Figure content listings:
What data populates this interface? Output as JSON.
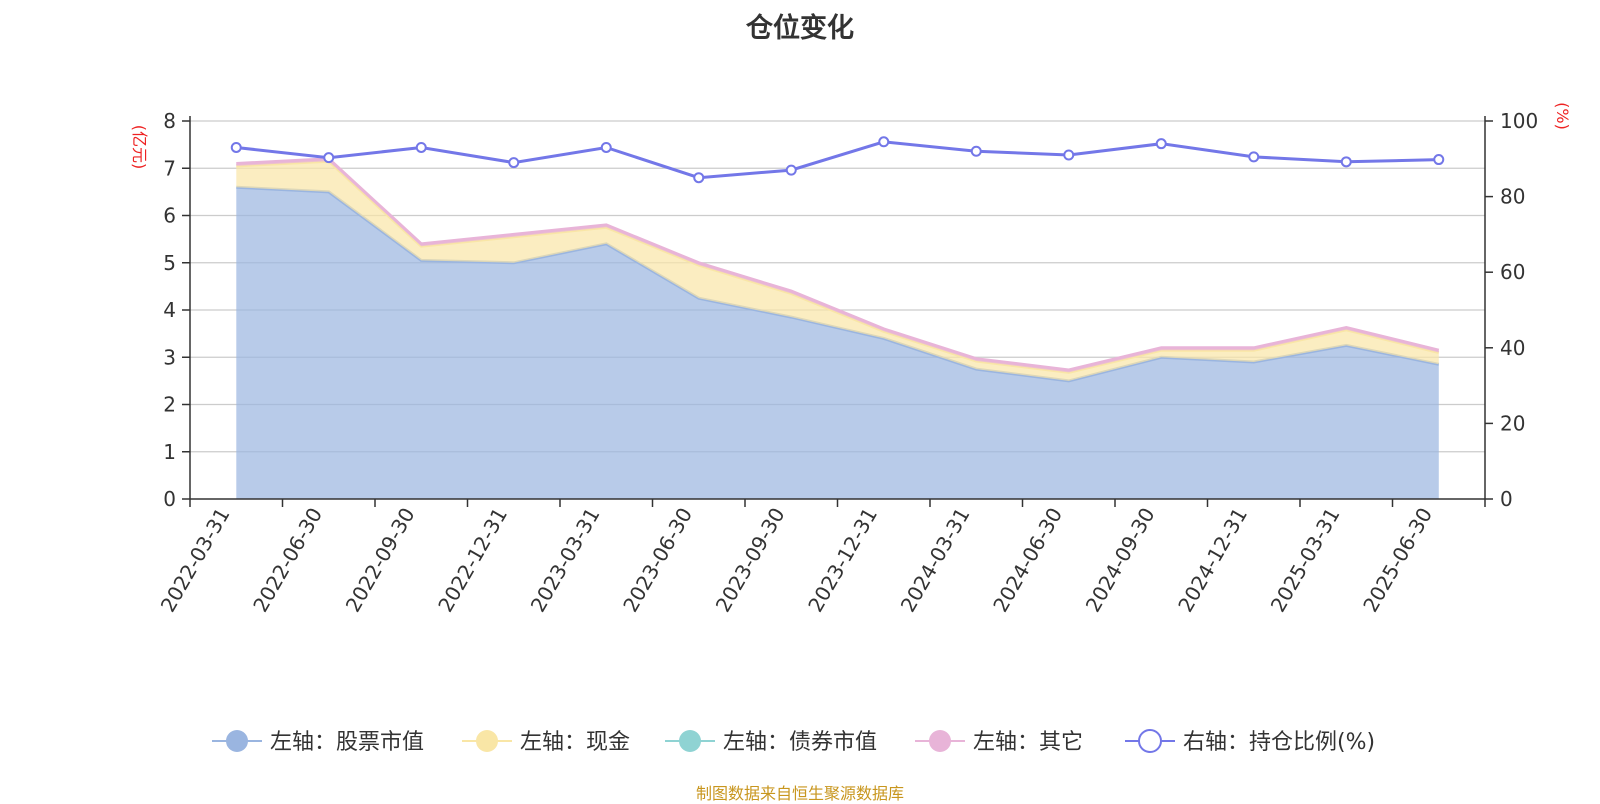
{
  "title": "仓位变化",
  "source": "制图数据来自恒生聚源数据库",
  "chart_data": {
    "type": "area",
    "title": "仓位变化",
    "categories": [
      "2022-03-31",
      "2022-06-30",
      "2022-09-30",
      "2022-12-31",
      "2023-03-31",
      "2023-06-30",
      "2023-09-30",
      "2023-12-31",
      "2024-03-31",
      "2024-06-30",
      "2024-09-30",
      "2024-12-31",
      "2025-03-31",
      "2025-06-30"
    ],
    "left_axis": {
      "unit": "(亿元)",
      "ylim": [
        0,
        8
      ],
      "ticks": [
        0,
        1,
        2,
        3,
        4,
        5,
        6,
        7,
        8
      ]
    },
    "right_axis": {
      "unit": "(%)",
      "ylim": [
        0,
        100
      ],
      "ticks": [
        0,
        20,
        40,
        60,
        80,
        100
      ]
    },
    "series": [
      {
        "name": "左轴：股票市值",
        "axis": "left",
        "stack": true,
        "color": "#9ab5e0",
        "values": [
          6.6,
          6.5,
          5.05,
          5.0,
          5.4,
          4.25,
          3.85,
          3.4,
          2.75,
          2.5,
          3.0,
          2.9,
          3.25,
          2.85
        ]
      },
      {
        "name": "左轴：现金",
        "axis": "left",
        "stack": true,
        "color": "#f9e6a6",
        "values": [
          0.45,
          0.65,
          0.3,
          0.55,
          0.35,
          0.7,
          0.5,
          0.15,
          0.17,
          0.18,
          0.15,
          0.25,
          0.33,
          0.25
        ]
      },
      {
        "name": "左轴：债券市值",
        "axis": "left",
        "stack": true,
        "color": "#8fd3d3",
        "values": [
          0,
          0,
          0,
          0,
          0,
          0,
          0,
          0,
          0,
          0,
          0,
          0,
          0,
          0
        ]
      },
      {
        "name": "左轴：其它",
        "axis": "left",
        "stack": true,
        "color": "#e8b4d8",
        "values": [
          0.05,
          0.05,
          0.05,
          0.05,
          0.05,
          0.05,
          0.05,
          0.05,
          0.05,
          0.05,
          0.05,
          0.05,
          0.05,
          0.05
        ]
      },
      {
        "name": "右轴：持仓比例(%)",
        "axis": "right",
        "stack": false,
        "color": "#7377e8",
        "values": [
          93,
          90.3,
          93,
          89,
          93,
          85,
          87,
          94.5,
          92,
          91,
          94,
          90.5,
          89.2,
          89.8
        ]
      }
    ],
    "grid": true,
    "legend_position": "bottom"
  }
}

SET EXERCISE: Gather all the lines that include the word "name" and copy them out.

FINAL ANSWER:
        "name": "左轴：股票市值",
        "name": "左轴：现金",
        "name": "左轴：债券市值",
        "name": "左轴：其它",
        "name": "右轴：持仓比例(%)",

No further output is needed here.